**Do this**
Your task is to gather the lines below that hold the string "arcu".

**Dataset entries**
....................
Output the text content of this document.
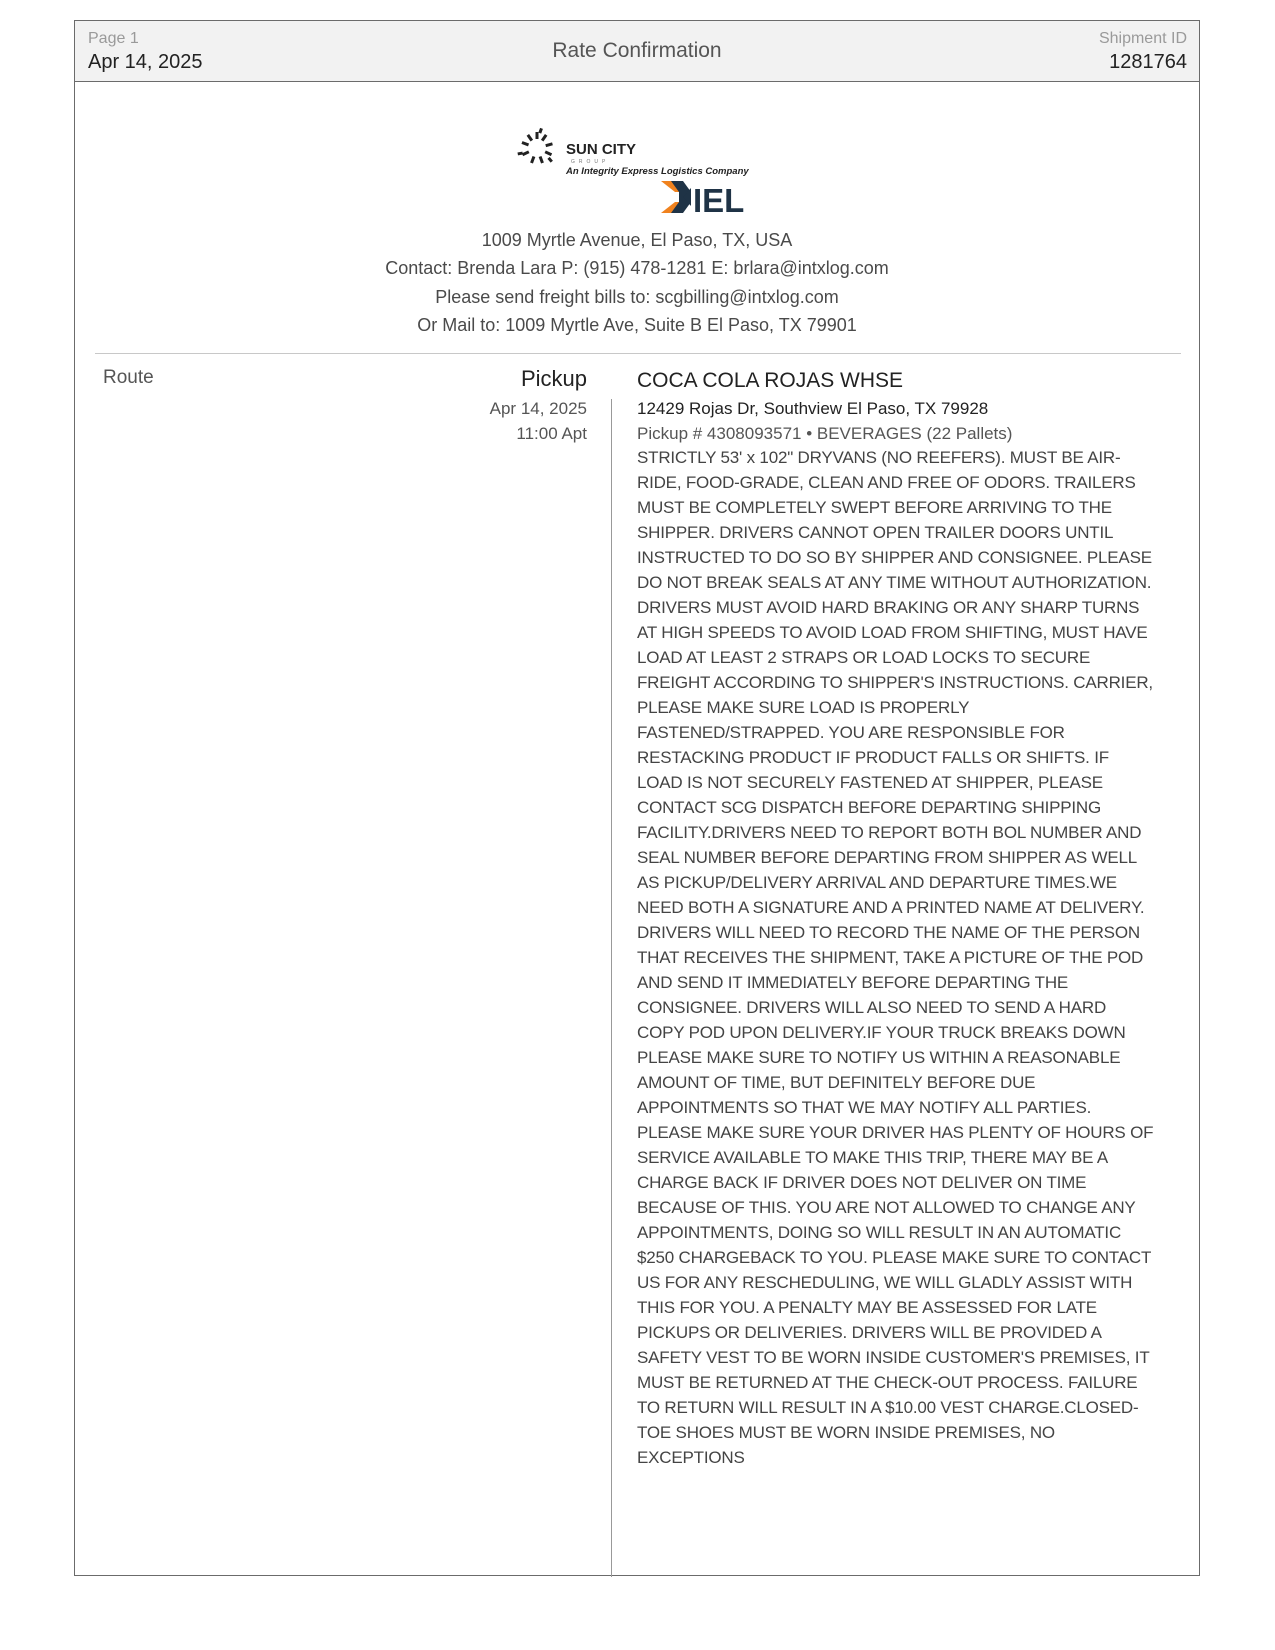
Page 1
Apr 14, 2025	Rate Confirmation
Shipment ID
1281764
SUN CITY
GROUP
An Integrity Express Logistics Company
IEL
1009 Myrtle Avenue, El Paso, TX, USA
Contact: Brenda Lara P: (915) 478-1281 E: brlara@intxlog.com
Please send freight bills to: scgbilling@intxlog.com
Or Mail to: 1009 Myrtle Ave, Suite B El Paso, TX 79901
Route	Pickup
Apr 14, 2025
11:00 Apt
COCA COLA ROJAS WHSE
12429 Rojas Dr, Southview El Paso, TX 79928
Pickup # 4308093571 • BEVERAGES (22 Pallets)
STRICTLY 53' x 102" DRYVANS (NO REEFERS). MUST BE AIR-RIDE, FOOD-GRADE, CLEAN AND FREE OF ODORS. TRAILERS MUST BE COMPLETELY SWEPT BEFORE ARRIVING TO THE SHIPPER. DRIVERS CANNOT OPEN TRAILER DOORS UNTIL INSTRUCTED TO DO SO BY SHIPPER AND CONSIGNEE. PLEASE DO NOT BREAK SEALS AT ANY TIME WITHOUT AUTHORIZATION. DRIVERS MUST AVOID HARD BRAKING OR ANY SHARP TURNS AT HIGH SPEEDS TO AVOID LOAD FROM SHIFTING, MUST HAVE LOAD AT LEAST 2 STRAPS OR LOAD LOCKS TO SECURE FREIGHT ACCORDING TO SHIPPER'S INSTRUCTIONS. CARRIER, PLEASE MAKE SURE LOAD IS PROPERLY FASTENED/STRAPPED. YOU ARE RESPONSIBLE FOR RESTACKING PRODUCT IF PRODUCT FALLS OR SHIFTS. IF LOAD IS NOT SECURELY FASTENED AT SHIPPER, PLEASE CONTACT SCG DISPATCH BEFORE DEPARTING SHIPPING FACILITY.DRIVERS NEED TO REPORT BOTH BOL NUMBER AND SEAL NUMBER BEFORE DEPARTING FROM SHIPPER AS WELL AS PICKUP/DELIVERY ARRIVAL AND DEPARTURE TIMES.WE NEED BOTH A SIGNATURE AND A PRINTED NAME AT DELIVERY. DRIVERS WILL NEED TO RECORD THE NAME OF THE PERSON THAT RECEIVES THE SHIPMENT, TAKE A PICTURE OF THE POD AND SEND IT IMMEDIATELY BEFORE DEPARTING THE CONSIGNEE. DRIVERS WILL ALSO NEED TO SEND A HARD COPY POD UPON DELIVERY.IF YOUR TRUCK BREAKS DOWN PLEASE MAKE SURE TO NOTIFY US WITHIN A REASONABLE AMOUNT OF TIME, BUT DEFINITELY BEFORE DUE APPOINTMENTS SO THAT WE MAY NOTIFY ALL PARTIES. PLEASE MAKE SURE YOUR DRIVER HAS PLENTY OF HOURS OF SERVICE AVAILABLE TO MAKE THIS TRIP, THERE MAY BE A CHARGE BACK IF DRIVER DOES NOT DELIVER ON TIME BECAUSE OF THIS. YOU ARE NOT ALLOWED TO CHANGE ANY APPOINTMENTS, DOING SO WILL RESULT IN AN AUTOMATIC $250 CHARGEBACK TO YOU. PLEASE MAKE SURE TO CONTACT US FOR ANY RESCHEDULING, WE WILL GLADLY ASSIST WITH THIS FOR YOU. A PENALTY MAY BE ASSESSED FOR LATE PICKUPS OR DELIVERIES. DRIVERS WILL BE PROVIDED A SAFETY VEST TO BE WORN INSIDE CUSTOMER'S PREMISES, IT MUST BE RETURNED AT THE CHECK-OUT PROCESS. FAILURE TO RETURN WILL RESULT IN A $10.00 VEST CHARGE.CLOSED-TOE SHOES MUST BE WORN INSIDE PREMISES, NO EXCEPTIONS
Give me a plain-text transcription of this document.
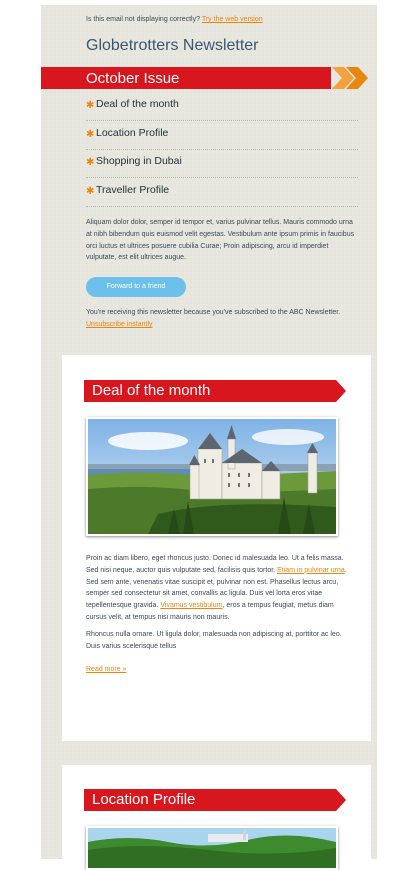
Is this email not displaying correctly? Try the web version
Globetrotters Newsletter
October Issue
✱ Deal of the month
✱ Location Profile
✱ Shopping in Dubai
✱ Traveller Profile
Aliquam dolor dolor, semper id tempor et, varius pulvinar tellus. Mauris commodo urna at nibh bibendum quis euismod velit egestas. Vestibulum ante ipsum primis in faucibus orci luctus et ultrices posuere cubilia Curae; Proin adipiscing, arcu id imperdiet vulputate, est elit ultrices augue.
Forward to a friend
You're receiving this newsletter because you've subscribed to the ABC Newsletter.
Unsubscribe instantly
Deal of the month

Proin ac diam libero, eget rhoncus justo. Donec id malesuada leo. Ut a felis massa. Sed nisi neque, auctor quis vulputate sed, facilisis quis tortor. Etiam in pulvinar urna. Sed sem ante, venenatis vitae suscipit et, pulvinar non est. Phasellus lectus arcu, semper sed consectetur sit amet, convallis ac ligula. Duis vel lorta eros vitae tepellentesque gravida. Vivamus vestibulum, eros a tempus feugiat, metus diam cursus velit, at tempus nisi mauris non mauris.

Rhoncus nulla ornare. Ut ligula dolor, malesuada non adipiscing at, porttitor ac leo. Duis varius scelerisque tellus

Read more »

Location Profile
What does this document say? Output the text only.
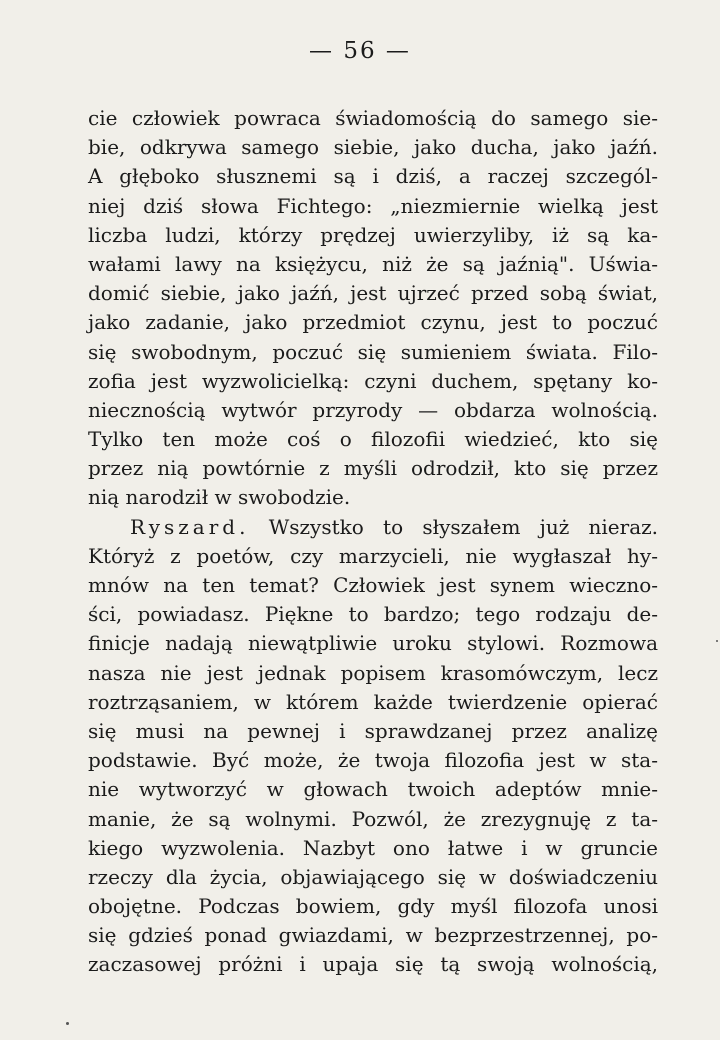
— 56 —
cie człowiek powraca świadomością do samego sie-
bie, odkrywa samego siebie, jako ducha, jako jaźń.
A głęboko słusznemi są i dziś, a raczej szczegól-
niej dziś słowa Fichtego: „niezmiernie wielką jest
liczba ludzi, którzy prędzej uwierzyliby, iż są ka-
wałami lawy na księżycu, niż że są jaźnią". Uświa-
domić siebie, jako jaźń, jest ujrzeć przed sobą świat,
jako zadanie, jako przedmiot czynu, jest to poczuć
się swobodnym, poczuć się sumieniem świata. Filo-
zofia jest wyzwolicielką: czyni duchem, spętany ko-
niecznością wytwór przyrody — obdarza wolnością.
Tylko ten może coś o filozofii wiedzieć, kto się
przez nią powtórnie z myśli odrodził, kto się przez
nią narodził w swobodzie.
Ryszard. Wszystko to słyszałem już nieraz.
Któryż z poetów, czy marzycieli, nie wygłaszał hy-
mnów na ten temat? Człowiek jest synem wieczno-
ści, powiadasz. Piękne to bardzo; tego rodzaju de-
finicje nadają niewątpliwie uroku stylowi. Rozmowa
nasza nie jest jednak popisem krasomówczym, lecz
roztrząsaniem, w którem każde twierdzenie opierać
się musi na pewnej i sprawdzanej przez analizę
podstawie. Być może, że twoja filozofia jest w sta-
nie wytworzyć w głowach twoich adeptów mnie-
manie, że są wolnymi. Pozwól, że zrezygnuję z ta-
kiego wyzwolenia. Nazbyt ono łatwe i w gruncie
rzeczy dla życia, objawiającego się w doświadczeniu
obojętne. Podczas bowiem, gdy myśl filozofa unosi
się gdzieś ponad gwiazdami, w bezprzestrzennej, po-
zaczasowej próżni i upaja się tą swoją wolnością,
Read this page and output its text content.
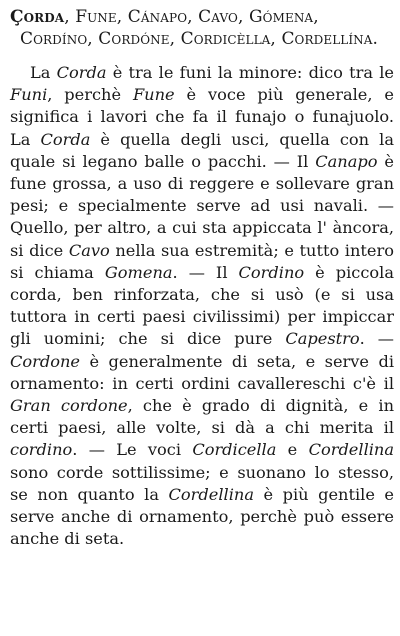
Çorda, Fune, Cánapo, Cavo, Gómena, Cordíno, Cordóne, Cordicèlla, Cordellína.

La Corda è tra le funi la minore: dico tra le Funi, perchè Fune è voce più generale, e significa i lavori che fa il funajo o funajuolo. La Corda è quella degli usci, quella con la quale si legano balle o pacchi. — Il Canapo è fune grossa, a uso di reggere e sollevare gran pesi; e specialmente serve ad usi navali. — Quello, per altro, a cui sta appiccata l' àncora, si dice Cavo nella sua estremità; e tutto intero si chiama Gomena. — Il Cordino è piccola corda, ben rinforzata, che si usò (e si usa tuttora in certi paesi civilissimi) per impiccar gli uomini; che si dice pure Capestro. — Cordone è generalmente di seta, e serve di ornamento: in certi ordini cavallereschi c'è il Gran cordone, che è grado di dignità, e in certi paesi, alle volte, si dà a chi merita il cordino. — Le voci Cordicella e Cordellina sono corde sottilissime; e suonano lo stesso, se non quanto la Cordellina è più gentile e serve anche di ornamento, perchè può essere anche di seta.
....................
**Written reply**
Aliquam dolor dolor, semper id tempor et, varius pulvinar tellus. Mauris commodo urna at nibh bibendum quis euismod velit egestas. Vestibulum ante ipsum primis in faucibus orci luctus et ultrices posuere cubilia Curae; Proin adipiscing, arcu id imperdiet vulputate, est elit ultrices augue.
Proin ac diam libero, eget rhoncus justo. Donec id malesuada leo. Ut a felis massa. Sed nisi neque, auctor quis vulputate sed, facilisis quis tortor. Etiam in pulvinar urna. Sed sem ante, venenatis vitae suscipit et, pulvinar non est. Phasellus lectus arcu, semper sed consectetur sit amet, convallis ac ligula. Duis vel lorta eros vitae tepellentesque gravida. Vivamus vestibulum, eros a tempus feugiat, metus diam cursus velit, at tempus nisi mauris non mauris.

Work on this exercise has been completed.